--- START ---

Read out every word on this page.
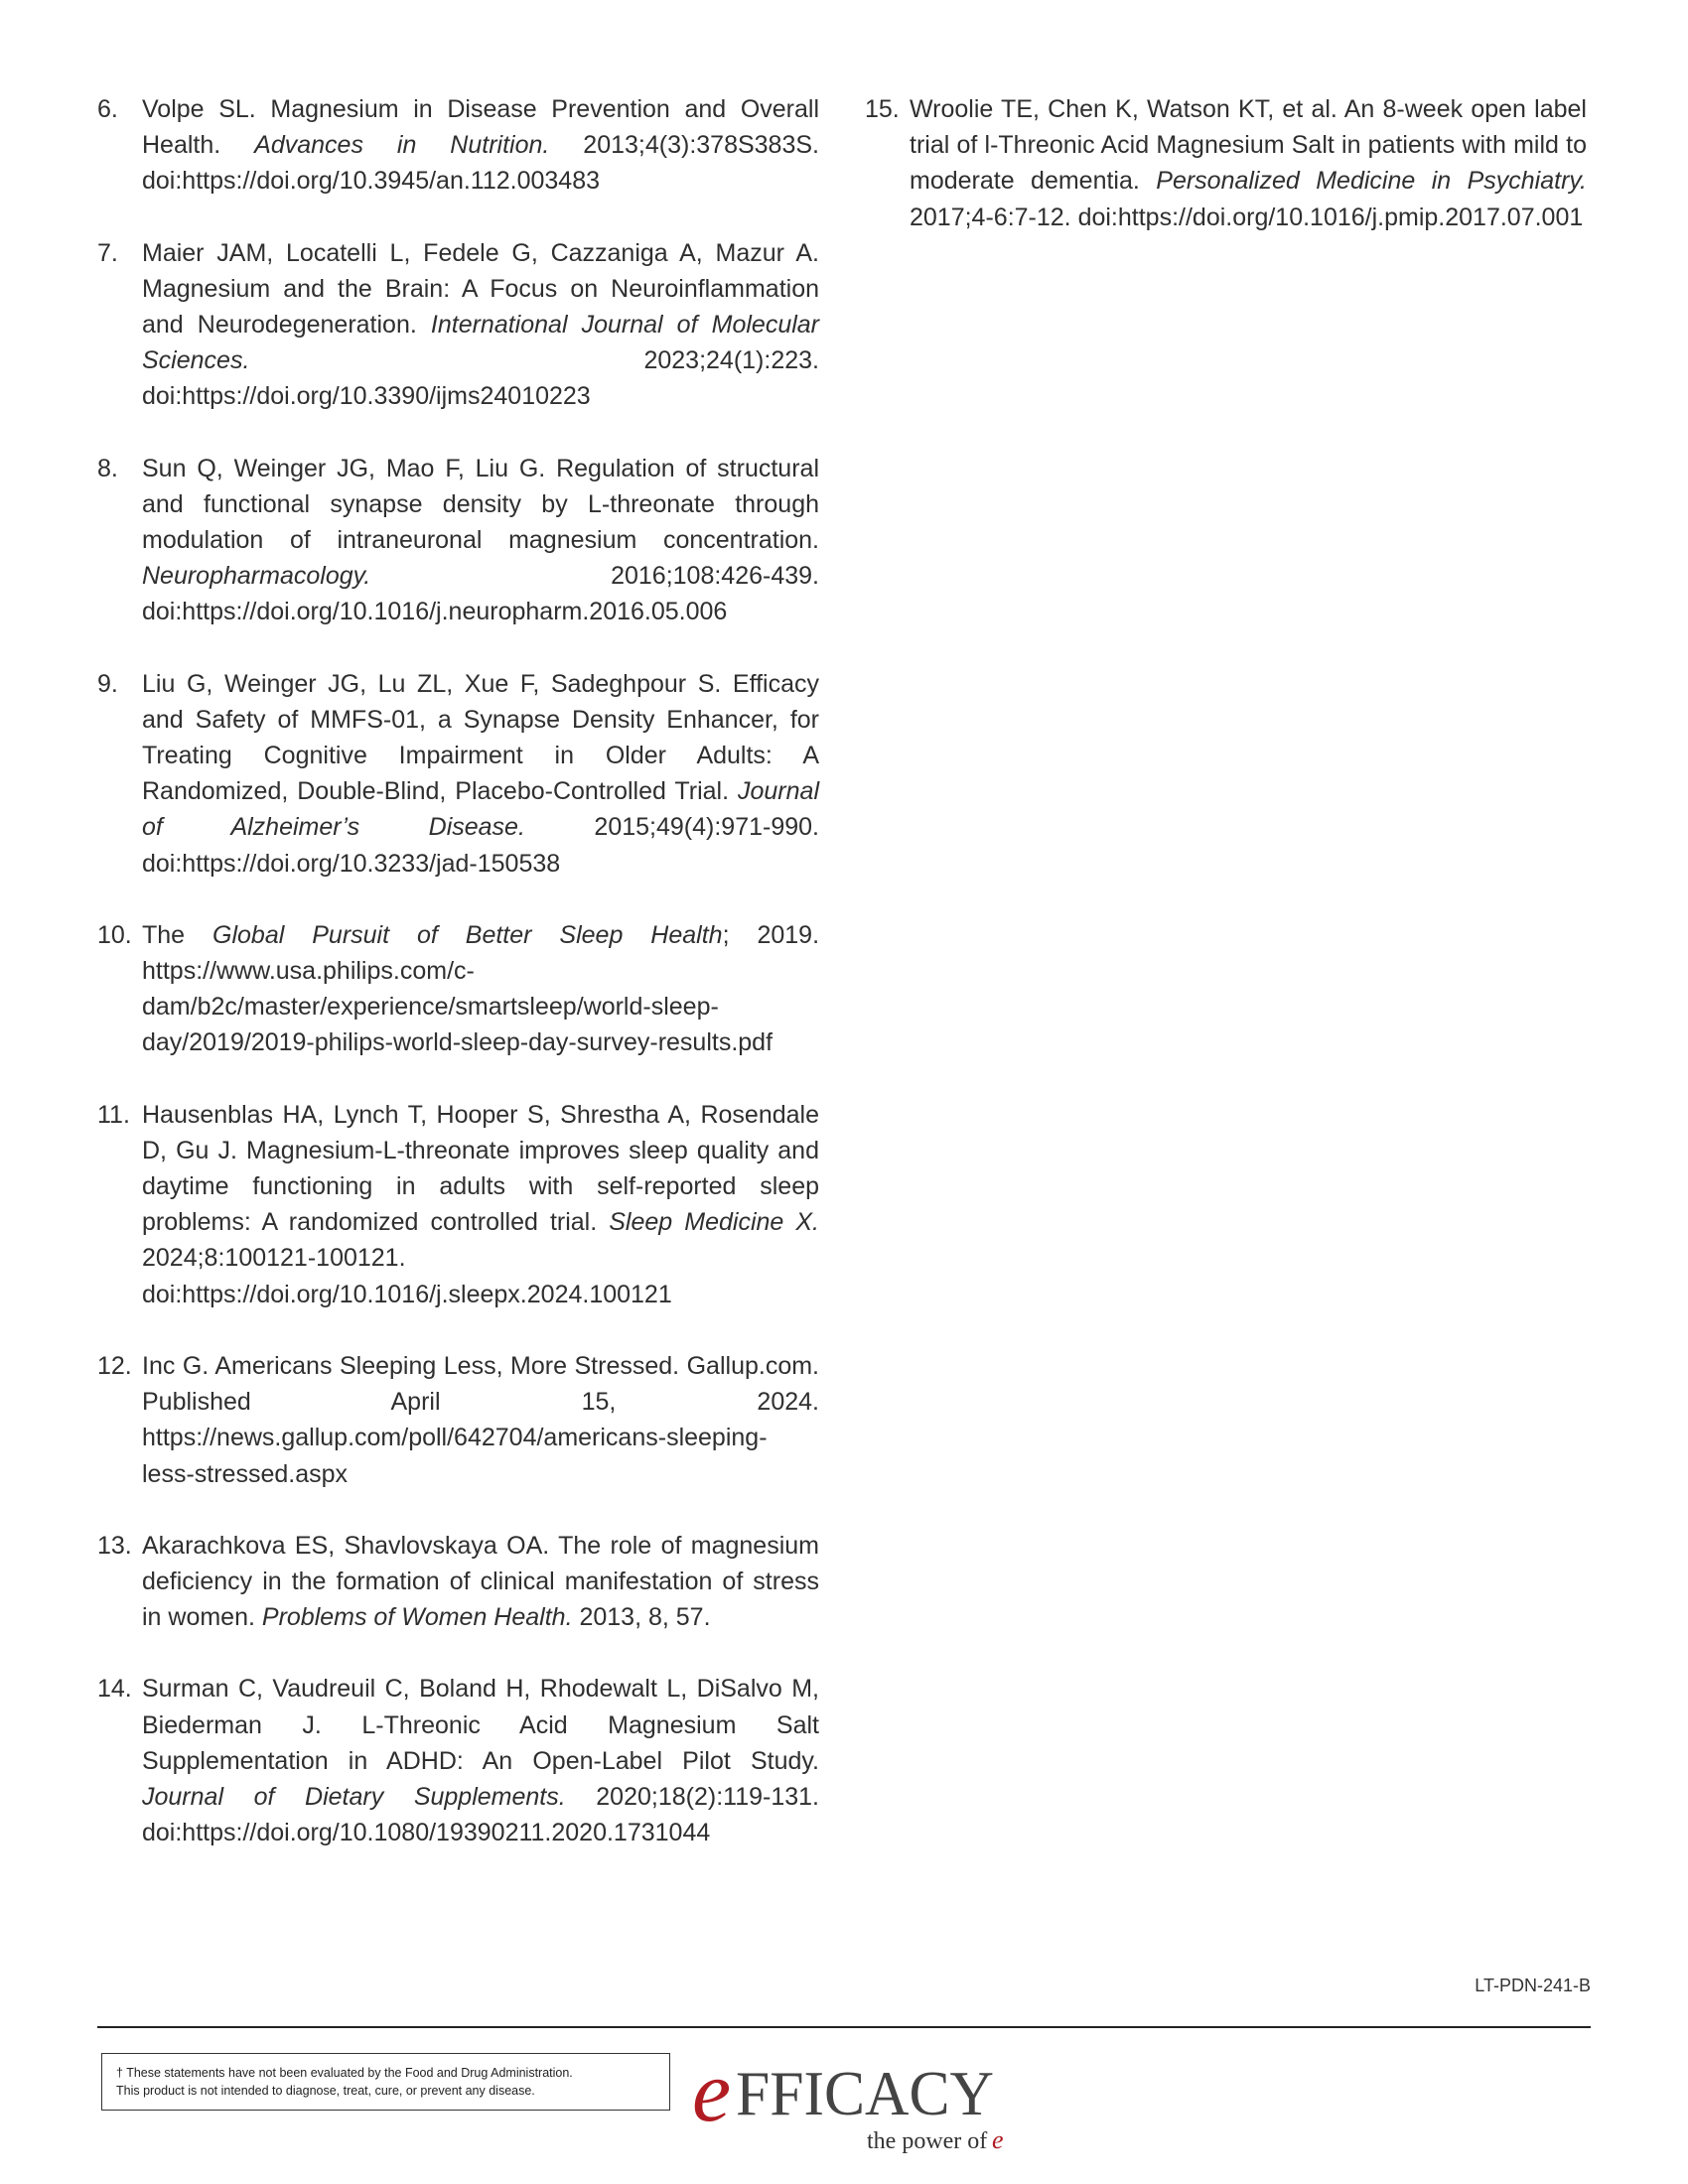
6. Volpe SL. Magnesium in Disease Prevention and Overall Health. Advances in Nutrition. 2013;4(3):378S383S. doi:https://doi.org/10.3945/an.112.003483
7. Maier JAM, Locatelli L, Fedele G, Cazzaniga A, Mazur A. Magnesium and the Brain: A Focus on Neuroinflammation and Neurodegeneration. International Journal of Molecular Sciences. 2023;24(1):223. doi:https://doi.org/10.3390/ijms24010223
8. Sun Q, Weinger JG, Mao F, Liu G. Regulation of structural and functional synapse density by L-threonate through modulation of intraneuronal magnesium concentration. Neuropharmacology. 2016;108:426-439. doi:https://doi.org/10.1016/j.neuropharm.2016.05.006
9. Liu G, Weinger JG, Lu ZL, Xue F, Sadeghpour S. Efficacy and Safety of MMFS-01, a Synapse Density Enhancer, for Treating Cognitive Impairment in Older Adults: A Randomized, Double-Blind, Placebo-Controlled Trial. Journal of Alzheimer’s Disease. 2015;49(4):971-990. doi:https://doi.org/10.3233/jad-150538
10. The Global Pursuit of Better Sleep Health; 2019. https://www.usa.philips.com/c-dam/b2c/master/experience/smartsleep/world-sleep-day/2019/2019-philips-world-sleep-day-survey-results.pdf
11. Hausenblas HA, Lynch T, Hooper S, Shrestha A, Rosendale D, Gu J. Magnesium-L-threonate improves sleep quality and daytime functioning in adults with self-reported sleep problems: A randomized controlled trial. Sleep Medicine X. 2024;8:100121-100121. doi:https://doi.org/10.1016/j.sleepx.2024.100121
12. Inc G. Americans Sleeping Less, More Stressed. Gallup.com. Published April 15, 2024. https://news.gallup.com/poll/642704/americans-sleeping-less-stressed.aspx
13. Akarachkova ES, Shavlovskaya OA. The role of magnesium deficiency in the formation of clinical manifestation of stress in women. Problems of Women Health. 2013, 8, 57.
14. Surman C, Vaudreuil C, Boland H, Rhodewalt L, DiSalvo M, Biederman J. L-Threonic Acid Magnesium Salt Supplementation in ADHD: An Open-Label Pilot Study. Journal of Dietary Supplements. 2020;18(2):119-131. doi:https://doi.org/10.1080/19390211.2020.1731044
15. Wroolie TE, Chen K, Watson KT, et al. An 8-week open label trial of l-Threonic Acid Magnesium Salt in patients with mild to moderate dementia. Personalized Medicine in Psychiatry. 2017;4-6:7-12. doi:https://doi.org/10.1016/j.pmip.2017.07.001
LT-PDN-241-B
† These statements have not been evaluated by the Food and Drug Administration.
This product is not intended to diagnose, treat, cure, or prevent any disease.	e FFICACY
the power of e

--- END ---

#### WHAT YOU ARE ASKED TO DO
With images omitted, output the data exactly as given.

#### RESPONSE TO THIS TASK
Read out every word on this page.
6. Volpe SL. Magnesium in Disease Prevention and Overall Health. Advances in Nutrition. 2013;4(3):378S383S. doi:https://doi.org/10.3945/an.112.003483
7. Maier JAM, Locatelli L, Fedele G, Cazzaniga A, Mazur A. Magnesium and the Brain: A Focus on Neuroinflammation and Neurodegeneration. International Journal of Molecular Sciences. 2023;24(1):223. doi:https://doi.org/10.3390/ijms24010223
8. Sun Q, Weinger JG, Mao F, Liu G. Regulation of structural and functional synapse density by L-threonate through modulation of intraneuronal magnesium concentration. Neuropharmacology. 2016;108:426-439. doi:https://doi.org/10.1016/j.neuropharm.2016.05.006
9. Liu G, Weinger JG, Lu ZL, Xue F, Sadeghpour S. Efficacy and Safety of MMFS-01, a Synapse Density Enhancer, for Treating Cognitive Impairment in Older Adults: A Randomized, Double-Blind, Placebo-Controlled Trial. Journal of Alzheimer’s Disease. 2015;49(4):971-990. doi:https://doi.org/10.3233/jad-150538
10. The Global Pursuit of Better Sleep Health; 2019. https://www.usa.philips.com/c-dam/b2c/master/experience/smartsleep/world-sleep-day/2019/2019-philips-world-sleep-day-survey-results.pdf
11. Hausenblas HA, Lynch T, Hooper S, Shrestha A, Rosendale D, Gu J. Magnesium-L-threonate improves sleep quality and daytime functioning in adults with self-reported sleep problems: A randomized controlled trial. Sleep Medicine X. 2024;8:100121-100121. doi:https://doi.org/10.1016/j.sleepx.2024.100121
12. Inc G. Americans Sleeping Less, More Stressed. Gallup.com. Published April 15, 2024. https://news.gallup.com/poll/642704/americans-sleeping-less-stressed.aspx
13. Akarachkova ES, Shavlovskaya OA. The role of magnesium deficiency in the formation of clinical manifestation of stress in women. Problems of Women Health. 2013, 8, 57.
14. Surman C, Vaudreuil C, Boland H, Rhodewalt L, DiSalvo M, Biederman J. L-Threonic Acid Magnesium Salt Supplementation in ADHD: An Open-Label Pilot Study. Journal of Dietary Supplements. 2020;18(2):119-131. doi:https://doi.org/10.1080/19390211.2020.1731044
15. Wroolie TE, Chen K, Watson KT, et al. An 8-week open label trial of l-Threonic Acid Magnesium Salt in patients with mild to moderate dementia. Personalized Medicine in Psychiatry. 2017;4-6:7-12. doi:https://doi.org/10.1016/j.pmip.2017.07.001
LT-PDN-241-B
† These statements have not been evaluated by the Food and Drug Administration.
This product is not intended to diagnose, treat, cure, or prevent any disease.	e FFICACY
the power of e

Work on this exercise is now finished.